Set task: Answer with a single number, the count of lines holding the word "router".

Data provided:
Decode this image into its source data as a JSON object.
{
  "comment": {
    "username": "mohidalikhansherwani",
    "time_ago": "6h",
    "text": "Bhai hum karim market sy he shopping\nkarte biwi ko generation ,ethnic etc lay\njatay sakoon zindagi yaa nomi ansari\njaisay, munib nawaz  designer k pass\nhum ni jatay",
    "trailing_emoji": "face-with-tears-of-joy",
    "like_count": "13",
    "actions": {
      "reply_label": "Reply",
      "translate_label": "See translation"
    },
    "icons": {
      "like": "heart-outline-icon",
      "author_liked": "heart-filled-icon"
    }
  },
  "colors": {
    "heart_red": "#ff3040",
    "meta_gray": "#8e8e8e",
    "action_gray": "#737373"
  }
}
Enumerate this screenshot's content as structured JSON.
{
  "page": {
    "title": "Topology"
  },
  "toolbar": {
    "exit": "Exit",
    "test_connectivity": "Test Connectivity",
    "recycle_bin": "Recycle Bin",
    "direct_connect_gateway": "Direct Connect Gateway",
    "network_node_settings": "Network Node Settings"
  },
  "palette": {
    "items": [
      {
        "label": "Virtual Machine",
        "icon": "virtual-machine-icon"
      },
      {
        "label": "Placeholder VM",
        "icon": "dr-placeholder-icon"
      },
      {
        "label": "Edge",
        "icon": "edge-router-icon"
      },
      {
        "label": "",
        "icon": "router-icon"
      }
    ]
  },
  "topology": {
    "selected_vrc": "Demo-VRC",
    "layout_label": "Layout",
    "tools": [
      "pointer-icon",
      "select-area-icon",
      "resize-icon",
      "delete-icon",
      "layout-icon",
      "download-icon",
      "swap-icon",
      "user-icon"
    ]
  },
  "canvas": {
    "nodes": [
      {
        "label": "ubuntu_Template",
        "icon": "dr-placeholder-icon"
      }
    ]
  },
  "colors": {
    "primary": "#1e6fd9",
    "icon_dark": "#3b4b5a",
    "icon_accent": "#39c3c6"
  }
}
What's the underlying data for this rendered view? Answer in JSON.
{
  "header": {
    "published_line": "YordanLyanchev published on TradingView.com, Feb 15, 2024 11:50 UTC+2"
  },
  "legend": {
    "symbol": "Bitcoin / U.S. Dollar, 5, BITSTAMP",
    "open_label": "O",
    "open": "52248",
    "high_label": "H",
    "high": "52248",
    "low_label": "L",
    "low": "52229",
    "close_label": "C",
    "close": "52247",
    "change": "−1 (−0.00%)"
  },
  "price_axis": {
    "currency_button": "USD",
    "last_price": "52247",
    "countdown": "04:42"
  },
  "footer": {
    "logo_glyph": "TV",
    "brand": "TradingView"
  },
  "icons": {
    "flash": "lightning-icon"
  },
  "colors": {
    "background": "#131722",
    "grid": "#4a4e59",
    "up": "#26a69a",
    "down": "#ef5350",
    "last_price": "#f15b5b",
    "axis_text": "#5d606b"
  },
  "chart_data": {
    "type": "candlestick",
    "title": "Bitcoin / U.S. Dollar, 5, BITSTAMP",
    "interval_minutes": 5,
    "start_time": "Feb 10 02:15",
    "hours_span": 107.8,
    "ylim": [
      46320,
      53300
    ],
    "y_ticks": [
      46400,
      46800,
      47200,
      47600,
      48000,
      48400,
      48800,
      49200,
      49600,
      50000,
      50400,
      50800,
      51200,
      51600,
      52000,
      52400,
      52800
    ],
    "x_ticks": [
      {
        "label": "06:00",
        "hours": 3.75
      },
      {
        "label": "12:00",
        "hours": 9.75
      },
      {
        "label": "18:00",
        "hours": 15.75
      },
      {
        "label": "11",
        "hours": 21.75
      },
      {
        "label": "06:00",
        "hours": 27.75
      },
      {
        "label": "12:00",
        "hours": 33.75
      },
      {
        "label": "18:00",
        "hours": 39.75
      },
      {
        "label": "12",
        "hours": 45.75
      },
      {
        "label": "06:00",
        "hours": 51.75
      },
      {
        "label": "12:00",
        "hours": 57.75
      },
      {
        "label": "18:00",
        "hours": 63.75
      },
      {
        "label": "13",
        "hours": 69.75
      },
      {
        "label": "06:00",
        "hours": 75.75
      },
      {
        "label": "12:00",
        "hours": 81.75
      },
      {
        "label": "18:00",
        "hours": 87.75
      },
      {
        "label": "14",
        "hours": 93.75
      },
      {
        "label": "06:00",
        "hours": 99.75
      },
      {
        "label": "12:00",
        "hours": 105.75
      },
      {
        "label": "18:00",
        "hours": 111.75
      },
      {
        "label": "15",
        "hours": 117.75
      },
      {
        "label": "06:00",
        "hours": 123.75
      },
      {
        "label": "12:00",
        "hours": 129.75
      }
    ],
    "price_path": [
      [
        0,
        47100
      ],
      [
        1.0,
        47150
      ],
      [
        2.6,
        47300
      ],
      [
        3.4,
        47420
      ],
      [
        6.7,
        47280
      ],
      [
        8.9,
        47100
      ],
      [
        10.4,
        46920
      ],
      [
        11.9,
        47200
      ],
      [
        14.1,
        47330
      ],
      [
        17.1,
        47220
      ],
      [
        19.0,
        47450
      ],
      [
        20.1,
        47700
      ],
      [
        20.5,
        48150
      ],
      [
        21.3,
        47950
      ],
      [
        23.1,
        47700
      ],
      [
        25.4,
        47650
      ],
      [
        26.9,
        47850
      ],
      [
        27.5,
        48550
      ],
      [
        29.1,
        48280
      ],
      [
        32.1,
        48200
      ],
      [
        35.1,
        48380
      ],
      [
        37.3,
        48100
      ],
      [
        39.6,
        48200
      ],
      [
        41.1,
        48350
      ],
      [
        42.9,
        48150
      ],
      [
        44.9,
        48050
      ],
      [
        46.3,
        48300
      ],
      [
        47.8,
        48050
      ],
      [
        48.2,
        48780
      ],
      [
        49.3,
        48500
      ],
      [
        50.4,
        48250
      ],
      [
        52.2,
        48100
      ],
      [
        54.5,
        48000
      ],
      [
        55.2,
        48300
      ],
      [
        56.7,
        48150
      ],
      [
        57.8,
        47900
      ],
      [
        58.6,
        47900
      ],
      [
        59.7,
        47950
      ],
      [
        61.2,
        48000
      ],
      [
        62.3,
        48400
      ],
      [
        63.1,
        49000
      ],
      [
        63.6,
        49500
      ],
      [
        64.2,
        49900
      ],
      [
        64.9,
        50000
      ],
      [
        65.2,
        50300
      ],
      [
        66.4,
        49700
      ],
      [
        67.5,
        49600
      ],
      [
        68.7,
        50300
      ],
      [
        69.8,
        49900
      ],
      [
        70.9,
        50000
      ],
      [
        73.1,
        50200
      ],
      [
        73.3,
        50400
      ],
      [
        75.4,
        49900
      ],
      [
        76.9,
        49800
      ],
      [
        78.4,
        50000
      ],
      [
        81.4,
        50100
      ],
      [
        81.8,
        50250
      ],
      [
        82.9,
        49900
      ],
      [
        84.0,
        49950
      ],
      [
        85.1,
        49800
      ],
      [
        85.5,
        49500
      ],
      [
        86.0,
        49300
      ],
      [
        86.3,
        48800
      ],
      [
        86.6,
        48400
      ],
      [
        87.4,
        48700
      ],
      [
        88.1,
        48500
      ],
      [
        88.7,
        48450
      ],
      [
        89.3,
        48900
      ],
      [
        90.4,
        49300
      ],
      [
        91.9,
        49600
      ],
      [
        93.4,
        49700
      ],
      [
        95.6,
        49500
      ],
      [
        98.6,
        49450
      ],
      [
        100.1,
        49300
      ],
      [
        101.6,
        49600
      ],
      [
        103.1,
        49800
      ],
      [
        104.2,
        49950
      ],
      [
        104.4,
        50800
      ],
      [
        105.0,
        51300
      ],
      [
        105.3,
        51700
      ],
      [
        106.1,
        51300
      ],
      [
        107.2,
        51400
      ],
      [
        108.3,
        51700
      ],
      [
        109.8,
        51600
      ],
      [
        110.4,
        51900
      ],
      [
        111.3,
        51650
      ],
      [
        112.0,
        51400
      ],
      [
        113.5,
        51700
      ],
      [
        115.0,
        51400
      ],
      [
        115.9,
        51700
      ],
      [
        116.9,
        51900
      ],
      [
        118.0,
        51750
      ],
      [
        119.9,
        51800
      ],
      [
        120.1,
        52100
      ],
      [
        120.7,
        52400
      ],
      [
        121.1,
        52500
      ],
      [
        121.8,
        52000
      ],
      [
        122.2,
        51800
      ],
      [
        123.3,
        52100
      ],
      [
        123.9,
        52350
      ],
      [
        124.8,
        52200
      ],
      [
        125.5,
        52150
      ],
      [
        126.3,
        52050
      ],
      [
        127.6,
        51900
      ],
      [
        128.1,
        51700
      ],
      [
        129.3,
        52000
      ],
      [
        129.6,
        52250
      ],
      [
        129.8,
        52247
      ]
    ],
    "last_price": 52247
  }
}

Exercise answer: 2